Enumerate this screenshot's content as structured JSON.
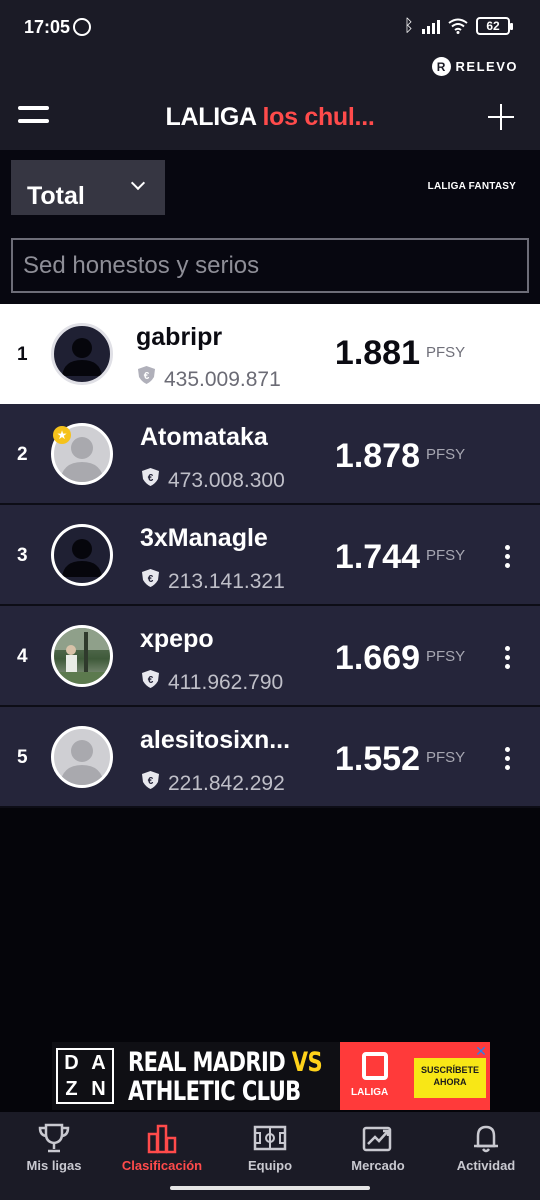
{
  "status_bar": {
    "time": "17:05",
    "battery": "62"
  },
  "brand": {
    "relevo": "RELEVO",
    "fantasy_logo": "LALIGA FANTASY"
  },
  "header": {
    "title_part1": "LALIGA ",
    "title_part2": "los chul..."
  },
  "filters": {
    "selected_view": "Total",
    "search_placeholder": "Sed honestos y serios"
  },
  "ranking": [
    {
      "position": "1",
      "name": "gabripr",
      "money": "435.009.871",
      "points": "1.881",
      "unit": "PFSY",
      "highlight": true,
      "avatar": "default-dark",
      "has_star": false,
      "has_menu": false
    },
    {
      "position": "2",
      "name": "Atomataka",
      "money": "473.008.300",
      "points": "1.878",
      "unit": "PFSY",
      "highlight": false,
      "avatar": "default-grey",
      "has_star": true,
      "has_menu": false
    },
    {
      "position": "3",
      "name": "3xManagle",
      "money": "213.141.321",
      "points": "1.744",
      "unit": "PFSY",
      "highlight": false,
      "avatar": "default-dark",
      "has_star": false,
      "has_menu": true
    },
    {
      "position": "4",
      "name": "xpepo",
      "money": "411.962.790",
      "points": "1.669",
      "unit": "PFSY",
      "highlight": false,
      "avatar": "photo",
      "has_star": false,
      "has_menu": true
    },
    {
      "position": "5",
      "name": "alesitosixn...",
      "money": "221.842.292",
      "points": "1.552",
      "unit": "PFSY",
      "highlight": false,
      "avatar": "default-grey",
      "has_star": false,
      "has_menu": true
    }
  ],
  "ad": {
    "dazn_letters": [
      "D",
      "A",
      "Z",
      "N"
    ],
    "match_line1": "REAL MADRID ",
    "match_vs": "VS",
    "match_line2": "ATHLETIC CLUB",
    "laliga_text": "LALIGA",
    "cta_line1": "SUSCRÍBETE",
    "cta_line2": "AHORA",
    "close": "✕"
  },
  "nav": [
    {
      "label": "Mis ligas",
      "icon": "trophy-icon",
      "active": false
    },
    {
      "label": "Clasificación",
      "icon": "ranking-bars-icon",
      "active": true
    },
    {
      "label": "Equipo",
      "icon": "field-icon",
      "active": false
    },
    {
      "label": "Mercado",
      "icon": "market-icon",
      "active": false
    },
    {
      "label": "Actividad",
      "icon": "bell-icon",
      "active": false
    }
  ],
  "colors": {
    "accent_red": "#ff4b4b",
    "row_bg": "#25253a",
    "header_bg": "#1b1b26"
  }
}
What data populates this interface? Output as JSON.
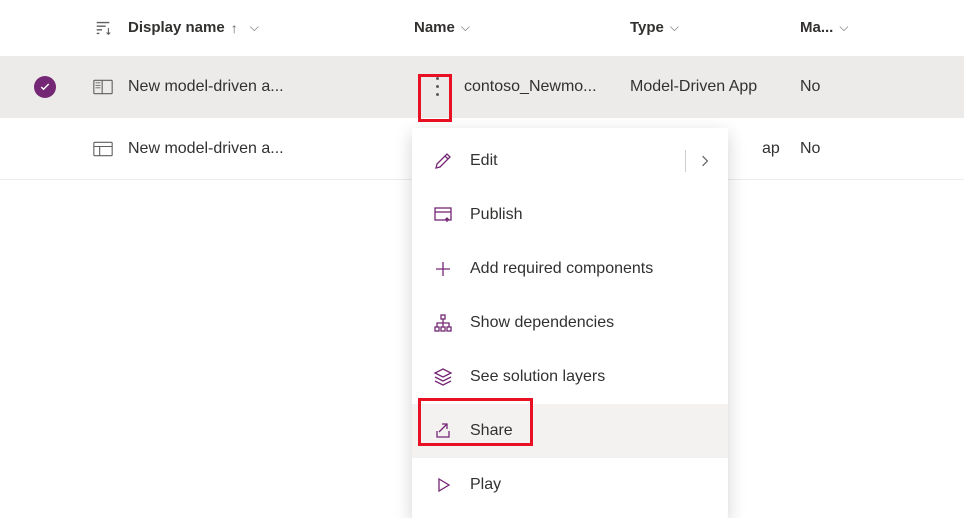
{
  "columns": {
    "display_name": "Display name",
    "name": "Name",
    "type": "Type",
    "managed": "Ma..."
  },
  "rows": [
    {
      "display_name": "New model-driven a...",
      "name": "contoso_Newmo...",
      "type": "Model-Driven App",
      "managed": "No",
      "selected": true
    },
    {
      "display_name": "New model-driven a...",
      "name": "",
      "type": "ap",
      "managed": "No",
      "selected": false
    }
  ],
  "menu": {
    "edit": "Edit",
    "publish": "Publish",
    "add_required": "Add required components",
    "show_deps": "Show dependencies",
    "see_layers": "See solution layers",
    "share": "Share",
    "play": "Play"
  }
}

---

Pictures are excluded; repeat every record exactly.

EXPECTED ANSWER →
Enumerate this screenshot's content as structured JSON.
{
  "status_bar": {
    "time": "17:05",
    "battery": "62"
  },
  "brand": {
    "relevo": "RELEVO",
    "fantasy_logo": "LALIGA FANTASY"
  },
  "header": {
    "title_part1": "LALIGA ",
    "title_part2": "los chul..."
  },
  "filters": {
    "selected_view": "Total",
    "search_placeholder": "Sed honestos y serios"
  },
  "ranking": [
    {
      "position": "1",
      "name": "gabripr",
      "money": "435.009.871",
      "points": "1.881",
      "unit": "PFSY",
      "highlight": true,
      "avatar": "default-dark",
      "has_star": false,
      "has_menu": false
    },
    {
      "position": "2",
      "name": "Atomataka",
      "money": "473.008.300",
      "points": "1.878",
      "unit": "PFSY",
      "highlight": false,
      "avatar": "default-grey",
      "has_star": true,
      "has_menu": false
    },
    {
      "position": "3",
      "name": "3xManagle",
      "money": "213.141.321",
      "points": "1.744",
      "unit": "PFSY",
      "highlight": false,
      "avatar": "default-dark",
      "has_star": false,
      "has_menu": true
    },
    {
      "position": "4",
      "name": "xpepo",
      "money": "411.962.790",
      "points": "1.669",
      "unit": "PFSY",
      "highlight": false,
      "avatar": "photo",
      "has_star": false,
      "has_menu": true
    },
    {
      "position": "5",
      "name": "alesitosixn...",
      "money": "221.842.292",
      "points": "1.552",
      "unit": "PFSY",
      "highlight": false,
      "avatar": "default-grey",
      "has_star": false,
      "has_menu": true
    }
  ],
  "ad": {
    "dazn_letters": [
      "D",
      "A",
      "Z",
      "N"
    ],
    "match_line1": "REAL MADRID ",
    "match_vs": "VS",
    "match_line2": "ATHLETIC CLUB",
    "laliga_text": "LALIGA",
    "cta_line1": "SUSCRÍBETE",
    "cta_line2": "AHORA",
    "close": "✕"
  },
  "nav": [
    {
      "label": "Mis ligas",
      "icon": "trophy-icon",
      "active": false
    },
    {
      "label": "Clasificación",
      "icon": "ranking-bars-icon",
      "active": true
    },
    {
      "label": "Equipo",
      "icon": "field-icon",
      "active": false
    },
    {
      "label": "Mercado",
      "icon": "market-icon",
      "active": false
    },
    {
      "label": "Actividad",
      "icon": "bell-icon",
      "active": false
    }
  ],
  "colors": {
    "accent_red": "#ff4b4b",
    "row_bg": "#25253a",
    "header_bg": "#1b1b26"
  }
}
What data populates this interface? Output as JSON.
{
  "columns": {
    "display_name": "Display name",
    "name": "Name",
    "type": "Type",
    "managed": "Ma..."
  },
  "rows": [
    {
      "display_name": "New model-driven a...",
      "name": "contoso_Newmo...",
      "type": "Model-Driven App",
      "managed": "No",
      "selected": true
    },
    {
      "display_name": "New model-driven a...",
      "name": "",
      "type": "ap",
      "managed": "No",
      "selected": false
    }
  ],
  "menu": {
    "edit": "Edit",
    "publish": "Publish",
    "add_required": "Add required components",
    "show_deps": "Show dependencies",
    "see_layers": "See solution layers",
    "share": "Share",
    "play": "Play"
  }
}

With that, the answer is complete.